▸ **Exercise details**
Please set down all the lines beneath this one exactly, without the pictures.

▸ **Extracted entries**
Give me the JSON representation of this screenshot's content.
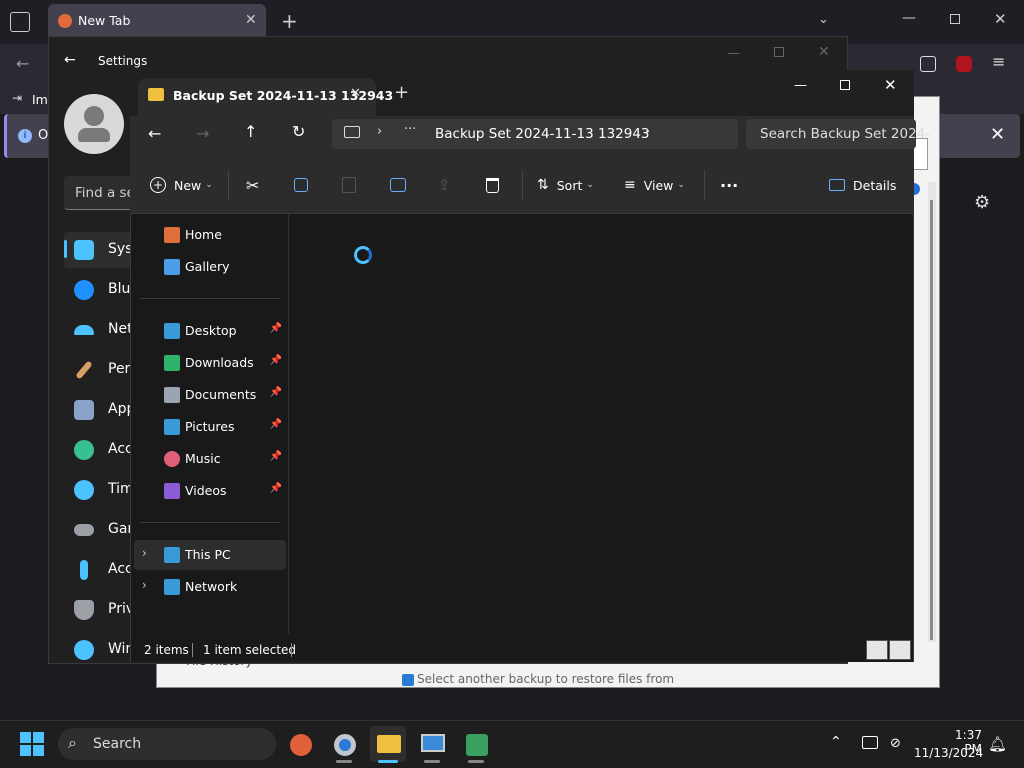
{
  "firefox": {
    "tab_title": "New Tab",
    "bookmark_partial": "Imp",
    "infobar_partial": "O"
  },
  "backup_window": {
    "item_partial": "File History",
    "select_text": "Select another backup to restore files from"
  },
  "settings": {
    "title": "Settings",
    "search_placeholder": "Find a se",
    "nav": [
      {
        "label": "Syst",
        "icon": "system-icon",
        "color": "#4cc2ff"
      },
      {
        "label": "Blue",
        "icon": "bluetooth-icon",
        "color": "#1e90ff"
      },
      {
        "label": "Net",
        "icon": "network-icon",
        "color": "#4cc2ff"
      },
      {
        "label": "Pers",
        "icon": "brush-icon",
        "color": "#d9a066"
      },
      {
        "label": "App",
        "icon": "apps-icon",
        "color": "#8aa2c8"
      },
      {
        "label": "Acc",
        "icon": "accounts-icon",
        "color": "#37c090"
      },
      {
        "label": "Tim",
        "icon": "time-icon",
        "color": "#4cc2ff"
      },
      {
        "label": "Gar",
        "icon": "gaming-icon",
        "color": "#9aa0a6"
      },
      {
        "label": "Acc",
        "icon": "accessibility-icon",
        "color": "#4cc2ff"
      },
      {
        "label": "Priv",
        "icon": "privacy-icon",
        "color": "#9aa0a6"
      },
      {
        "label": "Win",
        "icon": "update-icon",
        "color": "#4cc2ff"
      }
    ]
  },
  "explorer": {
    "tab_title": "Backup Set 2024-11-13 132943",
    "address": "Backup Set 2024-11-13 132943",
    "search_placeholder": "Search Backup Set 2024-",
    "commands": {
      "new": "New",
      "sort": "Sort",
      "view": "View",
      "details": "Details"
    },
    "nav_top": [
      {
        "label": "Home",
        "icon": "home-icon",
        "color": "#e0703a"
      },
      {
        "label": "Gallery",
        "icon": "gallery-icon",
        "color": "#4a9ee8"
      }
    ],
    "nav_pinned": [
      {
        "label": "Desktop",
        "icon": "desktop-icon",
        "color": "#3a9ad9"
      },
      {
        "label": "Downloads",
        "icon": "downloads-icon",
        "color": "#2fb36c"
      },
      {
        "label": "Documents",
        "icon": "documents-icon",
        "color": "#9aa4b5"
      },
      {
        "label": "Pictures",
        "icon": "pictures-icon",
        "color": "#3a9ad9"
      },
      {
        "label": "Music",
        "icon": "music-icon",
        "color": "#e0607a"
      },
      {
        "label": "Videos",
        "icon": "videos-icon",
        "color": "#8a5cd6"
      }
    ],
    "nav_bottom": [
      {
        "label": "This PC",
        "icon": "this-pc-icon",
        "color": "#3a9ad9"
      },
      {
        "label": "Network",
        "icon": "network-icon",
        "color": "#3a9ad9"
      }
    ],
    "status": {
      "items": "2 items",
      "selected": "1 item selected"
    }
  },
  "taskbar": {
    "search_label": "Search",
    "time": "1:37 PM",
    "date": "11/13/2024",
    "apps": [
      "firefox-icon",
      "settings-icon",
      "file-explorer-icon",
      "control-panel-icon",
      "recycle-tool-icon"
    ]
  }
}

▸ **Finished answer**
Give me the JSON representation of this screenshot's content.
{
  "firefox": {
    "tab_title": "New Tab",
    "bookmark_partial": "Imp",
    "infobar_partial": "O"
  },
  "backup_window": {
    "item_partial": "File History",
    "select_text": "Select another backup to restore files from"
  },
  "settings": {
    "title": "Settings",
    "search_placeholder": "Find a se",
    "nav": [
      {
        "label": "Syst",
        "icon": "system-icon",
        "color": "#4cc2ff"
      },
      {
        "label": "Blue",
        "icon": "bluetooth-icon",
        "color": "#1e90ff"
      },
      {
        "label": "Net",
        "icon": "network-icon",
        "color": "#4cc2ff"
      },
      {
        "label": "Pers",
        "icon": "brush-icon",
        "color": "#d9a066"
      },
      {
        "label": "App",
        "icon": "apps-icon",
        "color": "#8aa2c8"
      },
      {
        "label": "Acc",
        "icon": "accounts-icon",
        "color": "#37c090"
      },
      {
        "label": "Tim",
        "icon": "time-icon",
        "color": "#4cc2ff"
      },
      {
        "label": "Gar",
        "icon": "gaming-icon",
        "color": "#9aa0a6"
      },
      {
        "label": "Acc",
        "icon": "accessibility-icon",
        "color": "#4cc2ff"
      },
      {
        "label": "Priv",
        "icon": "privacy-icon",
        "color": "#9aa0a6"
      },
      {
        "label": "Win",
        "icon": "update-icon",
        "color": "#4cc2ff"
      }
    ]
  },
  "explorer": {
    "tab_title": "Backup Set 2024-11-13 132943",
    "address": "Backup Set 2024-11-13 132943",
    "search_placeholder": "Search Backup Set 2024-",
    "commands": {
      "new": "New",
      "sort": "Sort",
      "view": "View",
      "details": "Details"
    },
    "nav_top": [
      {
        "label": "Home",
        "icon": "home-icon",
        "color": "#e0703a"
      },
      {
        "label": "Gallery",
        "icon": "gallery-icon",
        "color": "#4a9ee8"
      }
    ],
    "nav_pinned": [
      {
        "label": "Desktop",
        "icon": "desktop-icon",
        "color": "#3a9ad9"
      },
      {
        "label": "Downloads",
        "icon": "downloads-icon",
        "color": "#2fb36c"
      },
      {
        "label": "Documents",
        "icon": "documents-icon",
        "color": "#9aa4b5"
      },
      {
        "label": "Pictures",
        "icon": "pictures-icon",
        "color": "#3a9ad9"
      },
      {
        "label": "Music",
        "icon": "music-icon",
        "color": "#e0607a"
      },
      {
        "label": "Videos",
        "icon": "videos-icon",
        "color": "#8a5cd6"
      }
    ],
    "nav_bottom": [
      {
        "label": "This PC",
        "icon": "this-pc-icon",
        "color": "#3a9ad9"
      },
      {
        "label": "Network",
        "icon": "network-icon",
        "color": "#3a9ad9"
      }
    ],
    "status": {
      "items": "2 items",
      "selected": "1 item selected"
    }
  },
  "taskbar": {
    "search_label": "Search",
    "time": "1:37 PM",
    "date": "11/13/2024",
    "apps": [
      "firefox-icon",
      "settings-icon",
      "file-explorer-icon",
      "control-panel-icon",
      "recycle-tool-icon"
    ]
  }
}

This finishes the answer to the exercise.